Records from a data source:
○ ○ ○ ○ ○
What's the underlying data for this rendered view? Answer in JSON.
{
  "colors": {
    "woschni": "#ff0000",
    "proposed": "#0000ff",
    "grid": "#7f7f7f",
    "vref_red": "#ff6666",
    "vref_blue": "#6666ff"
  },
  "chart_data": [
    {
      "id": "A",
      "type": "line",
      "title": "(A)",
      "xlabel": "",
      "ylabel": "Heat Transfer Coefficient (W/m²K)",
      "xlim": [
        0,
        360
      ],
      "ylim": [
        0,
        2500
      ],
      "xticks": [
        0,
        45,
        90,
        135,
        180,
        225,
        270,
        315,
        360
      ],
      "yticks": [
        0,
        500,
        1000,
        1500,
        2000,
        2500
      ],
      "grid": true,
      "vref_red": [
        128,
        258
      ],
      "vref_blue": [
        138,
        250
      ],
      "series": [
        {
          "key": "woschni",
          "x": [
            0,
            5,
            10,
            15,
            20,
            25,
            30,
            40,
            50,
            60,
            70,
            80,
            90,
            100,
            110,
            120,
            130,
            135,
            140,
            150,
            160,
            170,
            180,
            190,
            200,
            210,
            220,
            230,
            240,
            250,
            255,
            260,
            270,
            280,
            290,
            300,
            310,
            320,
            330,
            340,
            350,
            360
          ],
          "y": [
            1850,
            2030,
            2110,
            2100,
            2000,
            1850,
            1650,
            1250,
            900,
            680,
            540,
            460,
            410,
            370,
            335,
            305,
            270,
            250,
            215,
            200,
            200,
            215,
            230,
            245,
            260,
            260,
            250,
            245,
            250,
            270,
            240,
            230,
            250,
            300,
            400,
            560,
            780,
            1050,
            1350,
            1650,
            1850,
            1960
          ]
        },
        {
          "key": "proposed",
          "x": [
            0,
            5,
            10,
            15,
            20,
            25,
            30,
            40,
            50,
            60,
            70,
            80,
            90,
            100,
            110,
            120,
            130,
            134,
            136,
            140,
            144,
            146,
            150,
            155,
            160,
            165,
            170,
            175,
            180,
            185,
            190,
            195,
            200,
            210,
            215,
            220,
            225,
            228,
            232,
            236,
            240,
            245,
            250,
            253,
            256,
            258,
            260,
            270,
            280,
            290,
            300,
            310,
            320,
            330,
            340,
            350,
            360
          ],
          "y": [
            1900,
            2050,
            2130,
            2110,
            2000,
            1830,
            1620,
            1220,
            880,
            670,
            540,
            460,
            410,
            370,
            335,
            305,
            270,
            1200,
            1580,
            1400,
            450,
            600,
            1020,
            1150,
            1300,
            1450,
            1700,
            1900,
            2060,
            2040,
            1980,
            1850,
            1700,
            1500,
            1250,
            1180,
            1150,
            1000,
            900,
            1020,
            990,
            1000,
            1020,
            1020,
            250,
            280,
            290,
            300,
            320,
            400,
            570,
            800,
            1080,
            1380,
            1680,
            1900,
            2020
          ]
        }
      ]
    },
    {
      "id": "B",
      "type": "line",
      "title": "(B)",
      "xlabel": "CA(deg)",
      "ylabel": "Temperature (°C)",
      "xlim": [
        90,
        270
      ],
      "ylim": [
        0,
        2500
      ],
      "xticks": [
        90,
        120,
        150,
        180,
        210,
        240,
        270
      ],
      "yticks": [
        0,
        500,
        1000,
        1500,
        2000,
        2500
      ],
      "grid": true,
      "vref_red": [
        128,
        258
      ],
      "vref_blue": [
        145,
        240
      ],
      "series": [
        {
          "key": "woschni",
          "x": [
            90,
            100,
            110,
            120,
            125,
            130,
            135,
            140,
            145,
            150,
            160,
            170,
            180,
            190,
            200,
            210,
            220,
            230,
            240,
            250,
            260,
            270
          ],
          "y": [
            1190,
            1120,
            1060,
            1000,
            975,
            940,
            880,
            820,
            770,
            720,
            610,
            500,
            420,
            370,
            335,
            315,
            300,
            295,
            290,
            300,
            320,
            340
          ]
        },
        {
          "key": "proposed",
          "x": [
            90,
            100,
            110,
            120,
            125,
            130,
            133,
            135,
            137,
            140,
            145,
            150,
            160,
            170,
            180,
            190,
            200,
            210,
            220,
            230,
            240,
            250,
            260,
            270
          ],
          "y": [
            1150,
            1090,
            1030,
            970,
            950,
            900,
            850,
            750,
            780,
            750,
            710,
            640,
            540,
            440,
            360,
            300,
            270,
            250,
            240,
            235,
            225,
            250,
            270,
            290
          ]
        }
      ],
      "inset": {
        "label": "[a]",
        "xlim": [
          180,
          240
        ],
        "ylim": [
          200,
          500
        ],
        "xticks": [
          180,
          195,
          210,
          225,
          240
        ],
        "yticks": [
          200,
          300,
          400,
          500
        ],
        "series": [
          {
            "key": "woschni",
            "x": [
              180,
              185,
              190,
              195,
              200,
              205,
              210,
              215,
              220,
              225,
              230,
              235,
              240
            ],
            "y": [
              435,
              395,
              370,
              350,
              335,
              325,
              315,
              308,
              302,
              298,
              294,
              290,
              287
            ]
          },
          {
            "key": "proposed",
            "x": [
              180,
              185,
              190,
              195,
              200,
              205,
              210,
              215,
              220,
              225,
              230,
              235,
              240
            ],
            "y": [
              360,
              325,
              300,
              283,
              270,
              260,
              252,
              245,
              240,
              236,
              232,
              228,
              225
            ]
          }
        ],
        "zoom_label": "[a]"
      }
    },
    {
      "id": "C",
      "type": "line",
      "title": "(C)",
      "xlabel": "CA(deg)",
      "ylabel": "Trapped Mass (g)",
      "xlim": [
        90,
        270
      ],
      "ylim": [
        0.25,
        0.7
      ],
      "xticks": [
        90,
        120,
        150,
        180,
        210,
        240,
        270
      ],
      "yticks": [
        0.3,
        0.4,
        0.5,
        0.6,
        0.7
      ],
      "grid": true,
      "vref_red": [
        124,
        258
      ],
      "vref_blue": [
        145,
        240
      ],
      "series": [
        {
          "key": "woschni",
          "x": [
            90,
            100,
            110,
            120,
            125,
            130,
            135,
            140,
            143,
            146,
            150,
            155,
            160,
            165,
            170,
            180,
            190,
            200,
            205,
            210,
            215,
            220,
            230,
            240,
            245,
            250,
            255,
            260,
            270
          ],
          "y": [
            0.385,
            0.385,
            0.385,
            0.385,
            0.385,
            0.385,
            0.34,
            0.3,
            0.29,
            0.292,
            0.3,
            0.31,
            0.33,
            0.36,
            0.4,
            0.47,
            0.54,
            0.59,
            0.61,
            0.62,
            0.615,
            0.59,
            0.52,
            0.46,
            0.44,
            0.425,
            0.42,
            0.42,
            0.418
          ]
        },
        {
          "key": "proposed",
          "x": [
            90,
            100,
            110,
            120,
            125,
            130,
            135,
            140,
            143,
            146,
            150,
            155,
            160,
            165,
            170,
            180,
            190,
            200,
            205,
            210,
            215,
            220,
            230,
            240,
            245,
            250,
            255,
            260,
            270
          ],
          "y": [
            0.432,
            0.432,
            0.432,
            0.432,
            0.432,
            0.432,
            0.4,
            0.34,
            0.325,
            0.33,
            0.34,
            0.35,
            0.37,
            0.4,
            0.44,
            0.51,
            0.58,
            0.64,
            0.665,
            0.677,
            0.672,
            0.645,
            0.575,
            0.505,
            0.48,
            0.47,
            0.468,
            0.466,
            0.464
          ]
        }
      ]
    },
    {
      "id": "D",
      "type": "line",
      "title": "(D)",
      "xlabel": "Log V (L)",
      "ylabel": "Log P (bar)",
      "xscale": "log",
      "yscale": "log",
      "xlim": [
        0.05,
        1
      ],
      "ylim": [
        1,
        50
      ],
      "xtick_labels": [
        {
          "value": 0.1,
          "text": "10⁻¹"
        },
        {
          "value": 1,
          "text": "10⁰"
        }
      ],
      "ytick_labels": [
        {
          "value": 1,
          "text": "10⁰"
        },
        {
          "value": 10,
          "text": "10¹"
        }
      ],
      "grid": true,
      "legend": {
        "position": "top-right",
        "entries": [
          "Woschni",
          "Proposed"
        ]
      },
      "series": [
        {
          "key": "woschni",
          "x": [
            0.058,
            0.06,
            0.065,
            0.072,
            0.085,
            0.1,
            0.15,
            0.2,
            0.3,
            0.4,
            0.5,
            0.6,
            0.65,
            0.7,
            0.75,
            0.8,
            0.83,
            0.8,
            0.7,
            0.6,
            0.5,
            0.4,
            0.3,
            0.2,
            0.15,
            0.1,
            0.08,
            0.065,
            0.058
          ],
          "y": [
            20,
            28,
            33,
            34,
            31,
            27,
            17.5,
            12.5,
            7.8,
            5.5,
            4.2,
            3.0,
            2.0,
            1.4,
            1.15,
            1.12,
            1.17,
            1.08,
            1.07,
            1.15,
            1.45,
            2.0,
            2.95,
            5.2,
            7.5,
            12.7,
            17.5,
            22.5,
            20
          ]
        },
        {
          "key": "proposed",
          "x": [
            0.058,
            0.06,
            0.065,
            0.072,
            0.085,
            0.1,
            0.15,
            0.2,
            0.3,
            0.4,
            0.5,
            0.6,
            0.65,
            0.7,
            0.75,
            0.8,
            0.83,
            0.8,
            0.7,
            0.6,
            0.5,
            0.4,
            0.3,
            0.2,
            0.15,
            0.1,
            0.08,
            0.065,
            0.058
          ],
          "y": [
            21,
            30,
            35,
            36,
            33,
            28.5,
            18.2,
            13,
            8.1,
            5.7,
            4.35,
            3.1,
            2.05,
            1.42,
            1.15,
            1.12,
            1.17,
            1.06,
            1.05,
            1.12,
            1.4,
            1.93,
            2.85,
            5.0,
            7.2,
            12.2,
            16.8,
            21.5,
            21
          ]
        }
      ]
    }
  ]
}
○ ○ ○ ○ ○
# Written instruction
Read the data above and pull out each line that holds the string "xlabel".

# Solution for this task
      "xlabel": "",
      "xlabel": "CA(deg)",
      "xlabel": "CA(deg)",
      "xlabel": "Log V (L)",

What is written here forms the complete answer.